» What the exercise asks: Determine how many lines contain the string "this", then reply with that figure only.

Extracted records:

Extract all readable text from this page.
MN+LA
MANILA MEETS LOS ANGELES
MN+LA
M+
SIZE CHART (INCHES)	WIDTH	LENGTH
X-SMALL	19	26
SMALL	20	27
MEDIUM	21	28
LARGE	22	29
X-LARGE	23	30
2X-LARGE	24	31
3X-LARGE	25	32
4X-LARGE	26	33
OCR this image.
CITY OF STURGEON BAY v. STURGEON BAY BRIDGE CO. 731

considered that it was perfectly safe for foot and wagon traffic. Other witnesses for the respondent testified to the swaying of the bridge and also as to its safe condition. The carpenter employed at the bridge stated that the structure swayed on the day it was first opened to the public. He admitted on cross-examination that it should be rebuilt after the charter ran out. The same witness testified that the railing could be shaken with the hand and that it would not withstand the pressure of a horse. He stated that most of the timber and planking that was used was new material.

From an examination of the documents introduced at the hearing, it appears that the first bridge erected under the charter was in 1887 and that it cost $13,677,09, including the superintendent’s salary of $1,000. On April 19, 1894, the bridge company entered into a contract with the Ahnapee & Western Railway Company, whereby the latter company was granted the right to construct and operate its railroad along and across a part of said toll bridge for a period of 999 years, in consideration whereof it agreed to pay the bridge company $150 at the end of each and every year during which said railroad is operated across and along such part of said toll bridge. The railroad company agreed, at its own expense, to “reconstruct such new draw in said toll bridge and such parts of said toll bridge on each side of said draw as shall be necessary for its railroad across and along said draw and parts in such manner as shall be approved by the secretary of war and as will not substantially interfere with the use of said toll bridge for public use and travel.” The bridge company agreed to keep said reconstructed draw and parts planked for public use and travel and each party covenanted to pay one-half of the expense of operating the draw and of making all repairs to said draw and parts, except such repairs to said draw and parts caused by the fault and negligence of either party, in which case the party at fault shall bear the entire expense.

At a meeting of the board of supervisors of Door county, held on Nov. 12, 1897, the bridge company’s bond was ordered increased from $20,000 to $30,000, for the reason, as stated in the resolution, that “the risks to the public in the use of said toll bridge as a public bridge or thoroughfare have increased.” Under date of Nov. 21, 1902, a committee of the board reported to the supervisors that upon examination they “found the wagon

» Output below: 2